**** Text to read ****
# Deus Ex Machina



## Rodhizzle (Apr 10, 2011)

*For months I've been looking for a nice bigtower. The massive Chiefec CA-01B-B-SL caught my attention. I think it is a great case for watercooling and for modding for the first time.*

*The case.*






*This build is going to be watercooled, of course. The case will be modded and painted as well. *

*To Do List (red = not done, green = done):

- Painting the case, colours: Black/Copper
- Completing the watercooling
- Do something with the PSU cables
- Painting the PSU
- Making custom windows
- Strip the rads 
- Modding: bits and pieces

(any suggestions???)*

*The watercooling (at the moment):*

*- Aquacomputer Cuplex HD
- TFC 240
- XSPC RX120 
- Alphacool Eheim 600 Station II
- Fittings
- Flowmeter*















*







The result of messing around with paint stripping stuff .






















*

*More updates are to be expected fairly soon.*


----------



## Rodhizzle (Apr 11, 2011)

*Windows prepared to be cut, big window for motherboard and small windows for TFC240*








*Placing of the Rads*


----------



## PHaS3 (Apr 11, 2011)

That chassis ... It's ... HUGE

Cant wait to see the final product


----------



## Loosenut (Apr 11, 2011)

An interesting build, can't wait to see more of it


----------



## BumbleBee (Apr 11, 2011)

Chieftec cases used to be pretty popular. take a look at the Harley Davidson Anniversary case here. subscribed


----------



## Rodhizzle (Apr 11, 2011)

*Damn that's awesome. I would love to have such skills and budget . 

Next things on the list: 

- Polishing the rads
- Cutting the windows*


----------



## Rodhizzle (May 8, 2011)

*I've made a sketchup model of what the case should look like when it's finished.*

















*Some days ago I painted the inside of my case and the mesh from the front of the case, as well as the fan mount thingies of my TFC 240 rad.*




















*Yesterday I've put my jigsaw to the test and cut some windows in my sidepanels.*

















*Today I'm going to file the window cuts install all the hardware and watercooling, of course*


----------



## Yukikaze (May 8, 2011)

Very clean and neat work. Subbed!


----------
****
Task 1: In the build log, which two colors are planned for painting the case?
Task 2: List every watercooling component that the build log names as part of the current setup.
Task 3: According to the build log, why did the poster pick the Chiefec CA-01B-B-SL for this project?
**** Given information ****
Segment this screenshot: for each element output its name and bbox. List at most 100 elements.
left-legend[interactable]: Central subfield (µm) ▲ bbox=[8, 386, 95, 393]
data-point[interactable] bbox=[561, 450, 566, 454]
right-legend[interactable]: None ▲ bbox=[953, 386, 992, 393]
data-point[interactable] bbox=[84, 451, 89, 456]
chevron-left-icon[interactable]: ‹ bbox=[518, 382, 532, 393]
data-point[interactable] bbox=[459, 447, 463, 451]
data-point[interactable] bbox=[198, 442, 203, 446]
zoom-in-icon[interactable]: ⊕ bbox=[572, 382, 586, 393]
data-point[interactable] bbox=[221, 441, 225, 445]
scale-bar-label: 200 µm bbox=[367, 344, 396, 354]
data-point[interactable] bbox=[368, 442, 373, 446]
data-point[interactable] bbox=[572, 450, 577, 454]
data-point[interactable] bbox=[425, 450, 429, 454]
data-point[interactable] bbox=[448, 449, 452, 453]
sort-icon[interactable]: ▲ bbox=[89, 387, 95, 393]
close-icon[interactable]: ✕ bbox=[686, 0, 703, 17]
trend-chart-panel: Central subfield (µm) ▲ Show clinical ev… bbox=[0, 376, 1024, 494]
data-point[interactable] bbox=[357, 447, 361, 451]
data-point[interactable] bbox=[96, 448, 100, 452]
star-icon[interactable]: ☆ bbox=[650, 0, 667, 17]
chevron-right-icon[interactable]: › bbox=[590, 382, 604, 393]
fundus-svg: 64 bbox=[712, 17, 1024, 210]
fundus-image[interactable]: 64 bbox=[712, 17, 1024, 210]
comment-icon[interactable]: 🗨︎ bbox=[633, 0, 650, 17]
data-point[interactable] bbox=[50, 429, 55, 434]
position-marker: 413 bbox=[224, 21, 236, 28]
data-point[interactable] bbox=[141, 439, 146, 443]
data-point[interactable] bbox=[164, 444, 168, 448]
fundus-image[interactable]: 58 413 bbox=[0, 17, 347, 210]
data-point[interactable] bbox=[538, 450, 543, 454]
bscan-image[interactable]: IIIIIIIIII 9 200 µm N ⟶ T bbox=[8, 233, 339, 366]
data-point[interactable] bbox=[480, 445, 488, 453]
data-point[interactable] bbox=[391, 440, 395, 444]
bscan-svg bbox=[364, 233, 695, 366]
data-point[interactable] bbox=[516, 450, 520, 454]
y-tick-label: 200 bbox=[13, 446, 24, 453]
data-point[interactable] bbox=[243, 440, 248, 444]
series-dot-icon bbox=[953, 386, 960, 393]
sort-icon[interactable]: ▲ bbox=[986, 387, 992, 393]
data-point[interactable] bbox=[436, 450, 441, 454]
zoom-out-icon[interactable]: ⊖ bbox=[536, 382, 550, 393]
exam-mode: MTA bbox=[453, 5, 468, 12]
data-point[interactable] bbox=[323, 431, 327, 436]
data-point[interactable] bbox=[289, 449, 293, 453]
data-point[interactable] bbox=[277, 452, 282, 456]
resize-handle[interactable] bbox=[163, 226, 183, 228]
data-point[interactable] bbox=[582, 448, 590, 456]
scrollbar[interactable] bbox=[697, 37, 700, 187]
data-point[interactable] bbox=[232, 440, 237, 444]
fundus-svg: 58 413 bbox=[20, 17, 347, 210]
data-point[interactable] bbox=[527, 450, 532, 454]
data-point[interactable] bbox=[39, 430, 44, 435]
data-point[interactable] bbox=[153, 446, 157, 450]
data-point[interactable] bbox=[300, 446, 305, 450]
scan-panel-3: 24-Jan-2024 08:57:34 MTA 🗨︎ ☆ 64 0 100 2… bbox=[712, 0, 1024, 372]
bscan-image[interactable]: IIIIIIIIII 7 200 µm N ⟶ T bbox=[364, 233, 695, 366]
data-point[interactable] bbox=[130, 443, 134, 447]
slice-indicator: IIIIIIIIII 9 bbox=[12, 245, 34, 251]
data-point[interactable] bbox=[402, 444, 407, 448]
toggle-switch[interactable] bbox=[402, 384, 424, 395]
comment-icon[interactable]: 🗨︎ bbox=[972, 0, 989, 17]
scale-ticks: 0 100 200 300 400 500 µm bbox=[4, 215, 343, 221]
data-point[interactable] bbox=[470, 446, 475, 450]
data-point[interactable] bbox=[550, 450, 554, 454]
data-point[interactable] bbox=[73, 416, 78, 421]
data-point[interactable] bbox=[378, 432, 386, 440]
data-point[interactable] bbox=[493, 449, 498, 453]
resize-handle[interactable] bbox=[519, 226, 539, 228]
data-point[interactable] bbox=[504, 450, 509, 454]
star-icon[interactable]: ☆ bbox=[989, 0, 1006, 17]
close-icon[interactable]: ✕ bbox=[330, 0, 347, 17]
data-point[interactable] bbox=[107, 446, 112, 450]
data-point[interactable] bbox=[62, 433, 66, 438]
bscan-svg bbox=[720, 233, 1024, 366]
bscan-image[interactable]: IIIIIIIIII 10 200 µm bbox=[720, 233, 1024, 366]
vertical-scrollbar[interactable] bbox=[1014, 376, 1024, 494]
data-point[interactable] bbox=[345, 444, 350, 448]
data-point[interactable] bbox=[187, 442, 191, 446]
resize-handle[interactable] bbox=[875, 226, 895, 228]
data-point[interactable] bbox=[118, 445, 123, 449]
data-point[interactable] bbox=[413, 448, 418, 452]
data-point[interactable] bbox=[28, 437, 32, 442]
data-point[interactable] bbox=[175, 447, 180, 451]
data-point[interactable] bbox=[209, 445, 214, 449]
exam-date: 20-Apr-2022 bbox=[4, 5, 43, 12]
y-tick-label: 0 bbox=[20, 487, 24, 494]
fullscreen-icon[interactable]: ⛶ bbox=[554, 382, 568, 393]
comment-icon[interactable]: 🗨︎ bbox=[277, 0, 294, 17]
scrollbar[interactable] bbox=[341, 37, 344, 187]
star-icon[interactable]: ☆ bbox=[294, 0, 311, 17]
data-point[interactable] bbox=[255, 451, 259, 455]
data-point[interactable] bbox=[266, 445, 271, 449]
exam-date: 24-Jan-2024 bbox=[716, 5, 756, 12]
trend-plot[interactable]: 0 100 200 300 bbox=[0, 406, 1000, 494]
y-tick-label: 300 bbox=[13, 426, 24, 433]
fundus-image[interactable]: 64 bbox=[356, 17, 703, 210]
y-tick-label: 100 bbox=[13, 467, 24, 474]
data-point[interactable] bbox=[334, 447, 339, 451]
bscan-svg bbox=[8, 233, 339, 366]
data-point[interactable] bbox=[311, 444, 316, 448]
****
Written solution 1: Black and copper.

Written solution 2: Aquacomputer Cuplex HD, TFC 240, XSPC RX120, Alphacool Eheim 600 Station II, fittings, and a flowmeter.

Written solution 3: The poster had been searching for a large tower case for months. They considered the Chiefec CA-01B-B-SL a great case for watercooling and for a first attempt at modding.